◆ WHAT IS NEEDED: Copy out all the lines exactly. Omit pictures.

◆ Stored records:
=-=-=-=-=
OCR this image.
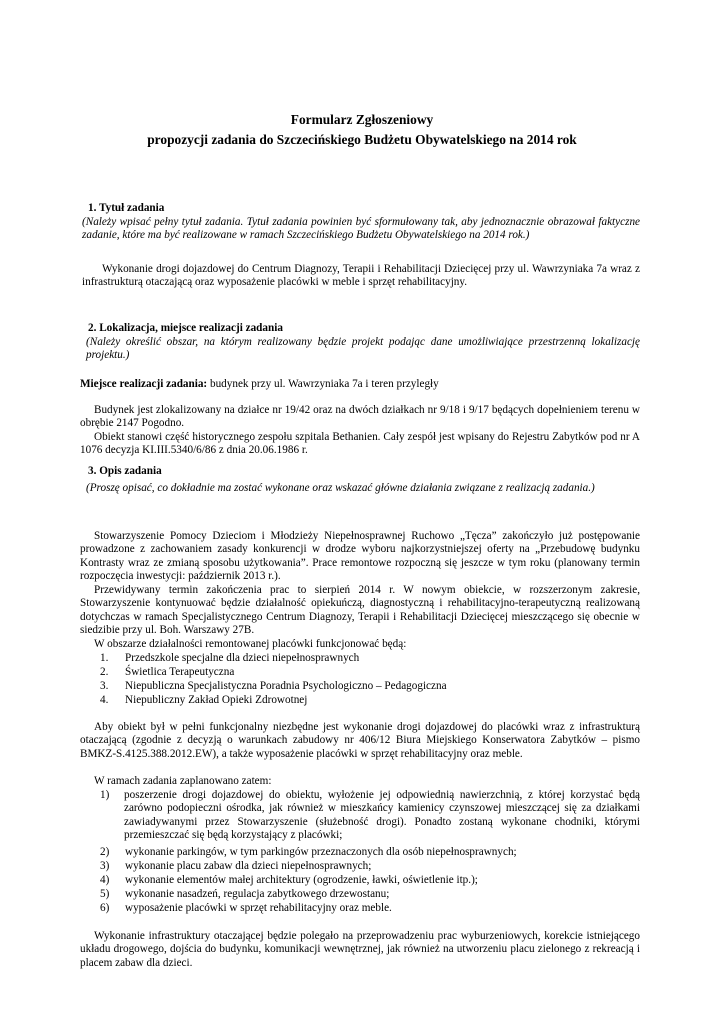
Formularz Zgłoszeniowy
propozycji zadania do Szczecińskiego Budżetu Obywatelskiego na 2014 rok
1. Tytuł zadania
(Należy wpisać pełny tytuł zadania. Tytuł zadania powinien być sformułowany tak, aby jednoznacznie obrazował faktyczne zadanie, które ma być realizowane w ramach Szczecińskiego Budżetu Obywatelskiego na 2014 rok.)
Wykonanie drogi dojazdowej do Centrum Diagnozy, Terapii i Rehabilitacji Dziecięcej przy ul. Wawrzyniaka 7a wraz z infrastrukturą otaczającą oraz wyposażenie placówki w meble i sprzęt rehabilitacyjny.
2. Lokalizacja, miejsce realizacji zadania
(Należy określić obszar, na którym realizowany będzie projekt podając dane umożliwiające przestrzenną lokalizację projektu.)
Miejsce realizacji zadania: budynek przy ul. Wawrzyniaka 7a i teren przyległy
Budynek jest zlokalizowany na działce nr 19/42 oraz na dwóch działkach nr 9/18 i 9/17 będących dopełnieniem terenu w obrębie 2147 Pogodno.
Obiekt stanowi część historycznego zespołu szpitala Bethanien. Cały zespół jest wpisany do Rejestru Zabytków pod nr A 1076 decyzja KI.III.5340/6/86 z dnia 20.06.1986 r.
3. Opis zadania
(Proszę opisać, co dokładnie ma zostać wykonane oraz wskazać główne działania związane z realizacją zadania.)
Stowarzyszenie Pomocy Dzieciom i Młodzieży Niepełnosprawnej Ruchowo „Tęcza” zakończyło już postępowanie prowadzone z zachowaniem zasady konkurencji w drodze wyboru najkorzystniejszej oferty na „Przebudowę budynku Kontrasty wraz ze zmianą sposobu użytkowania”. Prace remontowe rozpoczną się jeszcze w tym roku (planowany termin rozpoczęcia inwestycji: październik 2013 r.).
Przewidywany termin zakończenia prac to sierpień 2014 r. W nowym obiekcie, w rozszerzonym zakresie, Stowarzyszenie kontynuować będzie działalność opiekuńczą, diagnostyczną i rehabilitacyjno-terapeutyczną realizowaną dotychczas w ramach Specjalistycznego Centrum Diagnozy, Terapii i Rehabilitacji Dziecięcej mieszczącego się obecnie w siedzibie przy ul. Boh. Warszawy 27B.
W obszarze działalności remontowanej placówki funkcjonować będą:
1. Przedszkole specjalne dla dzieci niepełnosprawnych
2. Świetlica Terapeutyczna
3. Niepubliczna Specjalistyczna Poradnia Psychologiczno – Pedagogiczna
4. Niepubliczny Zakład Opieki Zdrowotnej
Aby obiekt był w pełni funkcjonalny niezbędne jest wykonanie drogi dojazdowej do placówki wraz z infrastrukturą otaczającą (zgodnie z decyzją o warunkach zabudowy nr 406/12 Biura Miejskiego Konserwatora Zabytków – pismo BMKZ-S.4125.388.2012.EW), a także wyposażenie placówki w sprzęt rehabilitacyjny oraz meble.
W ramach zadania zaplanowano zatem:
1) poszerzenie drogi dojazdowej do obiektu, wyłożenie jej odpowiednią nawierzchnią, z której korzystać będą zarówno podopieczni ośrodka, jak również w mieszkańcy kamienicy czynszowej mieszczącej się za działkami zawiadywanymi przez Stowarzyszenie (służebność drogi). Ponadto zostaną wykonane chodniki, którymi przemieszczać się będą korzystający z placówki;
2) wykonanie parkingów, w tym parkingów przeznaczonych dla osób niepełnosprawnych;
3) wykonanie placu zabaw dla dzieci niepełnosprawnych;
4) wykonanie elementów małej architektury (ogrodzenie, ławki, oświetlenie itp.);
5) wykonanie nasadzeń, regulacja zabytkowego drzewostanu;
6) wyposażenie placówki w sprzęt rehabilitacyjny oraz meble.
Wykonanie infrastruktury otaczającej będzie polegało na przeprowadzeniu prac wyburzeniowych, korekcie istniejącego układu drogowego, dojścia do budynku, komunikacji wewnętrznej, jak również na utworzeniu placu zielonego z rekreacją i placem zabaw dla dzieci.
=-=-=-=-=
◆ FULL OUTPUT:
OCR this image.
Formularz Zgłoszeniowy
propozycji zadania do Szczecińskiego Budżetu Obywatelskiego na 2014 rok
1. Tytuł zadania
(Należy wpisać pełny tytuł zadania. Tytuł zadania powinien być sformułowany tak, aby jednoznacznie obrazował faktyczne zadanie, które ma być realizowane w ramach Szczecińskiego Budżetu Obywatelskiego na 2014 rok.)
Wykonanie drogi dojazdowej do Centrum Diagnozy, Terapii i Rehabilitacji Dziecięcej przy ul. Wawrzyniaka 7a wraz z infrastrukturą otaczającą oraz wyposażenie placówki w meble i sprzęt rehabilitacyjny.
2. Lokalizacja, miejsce realizacji zadania
(Należy określić obszar, na którym realizowany będzie projekt podając dane umożliwiające przestrzenną lokalizację projektu.)
Miejsce realizacji zadania: budynek przy ul. Wawrzyniaka 7a i teren przyległy
Budynek jest zlokalizowany na działce nr 19/42 oraz na dwóch działkach nr 9/18 i 9/17 będących dopełnieniem terenu w obrębie 2147 Pogodno.
Obiekt stanowi część historycznego zespołu szpitala Bethanien. Cały zespół jest wpisany do Rejestru Zabytków pod nr A 1076 decyzja KI.III.5340/6/86 z dnia 20.06.1986 r.
3. Opis zadania
(Proszę opisać, co dokładnie ma zostać wykonane oraz wskazać główne działania związane z realizacją zadania.)
Stowarzyszenie Pomocy Dzieciom i Młodzieży Niepełnosprawnej Ruchowo „Tęcza” zakończyło już postępowanie prowadzone z zachowaniem zasady konkurencji w drodze wyboru najkorzystniejszej oferty na „Przebudowę budynku Kontrasty wraz ze zmianą sposobu użytkowania”. Prace remontowe rozpoczną się jeszcze w tym roku (planowany termin rozpoczęcia inwestycji: październik 2013 r.).
Przewidywany termin zakończenia prac to sierpień 2014 r. W nowym obiekcie, w rozszerzonym zakresie, Stowarzyszenie kontynuować będzie działalność opiekuńczą, diagnostyczną i rehabilitacyjno-terapeutyczną realizowaną dotychczas w ramach Specjalistycznego Centrum Diagnozy, Terapii i Rehabilitacji Dziecięcej mieszczącego się obecnie w siedzibie przy ul. Boh. Warszawy 27B.
W obszarze działalności remontowanej placówki funkcjonować będą:
1. Przedszkole specjalne dla dzieci niepełnosprawnych
2. Świetlica Terapeutyczna
3. Niepubliczna Specjalistyczna Poradnia Psychologiczno – Pedagogiczna
4. Niepubliczny Zakład Opieki Zdrowotnej
Aby obiekt był w pełni funkcjonalny niezbędne jest wykonanie drogi dojazdowej do placówki wraz z infrastrukturą otaczającą (zgodnie z decyzją o warunkach zabudowy nr 406/12 Biura Miejskiego Konserwatora Zabytków – pismo BMKZ-S.4125.388.2012.EW), a także wyposażenie placówki w sprzęt rehabilitacyjny oraz meble.
W ramach zadania zaplanowano zatem:
1) poszerzenie drogi dojazdowej do obiektu, wyłożenie jej odpowiednią nawierzchnią, z której korzystać będą zarówno podopieczni ośrodka, jak również w mieszkańcy kamienicy czynszowej mieszczącej się za działkami zawiadywanymi przez Stowarzyszenie (służebność drogi). Ponadto zostaną wykonane chodniki, którymi przemieszczać się będą korzystający z placówki;
2) wykonanie parkingów, w tym parkingów przeznaczonych dla osób niepełnosprawnych;
3) wykonanie placu zabaw dla dzieci niepełnosprawnych;
4) wykonanie elementów małej architektury (ogrodzenie, ławki, oświetlenie itp.);
5) wykonanie nasadzeń, regulacja zabytkowego drzewostanu;
6) wyposażenie placówki w sprzęt rehabilitacyjny oraz meble.
Wykonanie infrastruktury otaczającej będzie polegało na przeprowadzeniu prac wyburzeniowych, korekcie istniejącego układu drogowego, dojścia do budynku, komunikacji wewnętrznej, jak również na utworzeniu placu zielonego z rekreacją i placem zabaw dla dzieci.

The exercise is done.